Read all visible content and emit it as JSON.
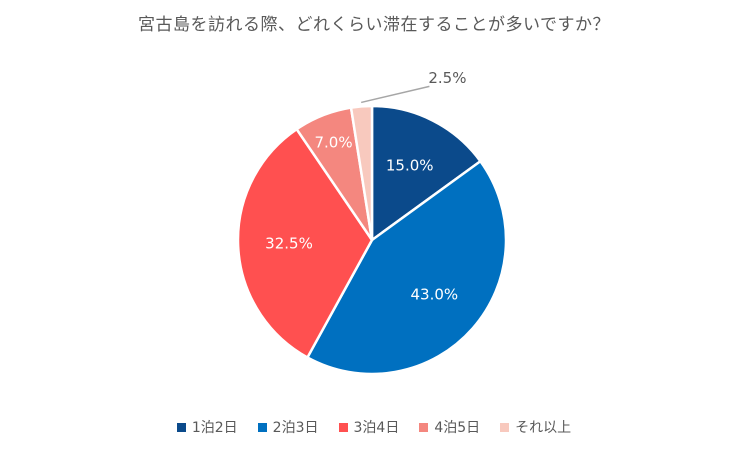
{
  "chart_data": {
    "type": "pie",
    "title": "宮古島を訪れる際、どれくらい滞在することが多いですか？",
    "categories": [
      "1泊2日",
      "2泊3日",
      "3泊4日",
      "4泊5日",
      "それ以上"
    ],
    "values": [
      15.0,
      43.0,
      32.5,
      7.0,
      2.5
    ],
    "value_labels": [
      "15.0%",
      "43.0%",
      "32.5%",
      "7.0%",
      "2.5%"
    ],
    "colors": [
      "#0B4A8B",
      "#0070C0",
      "#FF5050",
      "#F4877F",
      "#F8C9BE"
    ],
    "label_colors": [
      "#ffffff",
      "#ffffff",
      "#ffffff",
      "#ffffff",
      "#595959"
    ],
    "legend_position": "bottom",
    "start_angle": "12 o'clock, clockwise"
  }
}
━━━━━━━━━━
* **WHAT YOU ARE ASKED TO DO**: Repeat the data above exactly, but not the pictures.

* **RESPONSE TO THIS TASK**:
Read all visible content and emit it as JSON.
{
  "chart_data": {
    "type": "pie",
    "title": "宮古島を訪れる際、どれくらい滞在することが多いですか？",
    "categories": [
      "1泊2日",
      "2泊3日",
      "3泊4日",
      "4泊5日",
      "それ以上"
    ],
    "values": [
      15.0,
      43.0,
      32.5,
      7.0,
      2.5
    ],
    "value_labels": [
      "15.0%",
      "43.0%",
      "32.5%",
      "7.0%",
      "2.5%"
    ],
    "colors": [
      "#0B4A8B",
      "#0070C0",
      "#FF5050",
      "#F4877F",
      "#F8C9BE"
    ],
    "label_colors": [
      "#ffffff",
      "#ffffff",
      "#ffffff",
      "#ffffff",
      "#595959"
    ],
    "legend_position": "bottom",
    "start_angle": "12 o'clock, clockwise"
  }
}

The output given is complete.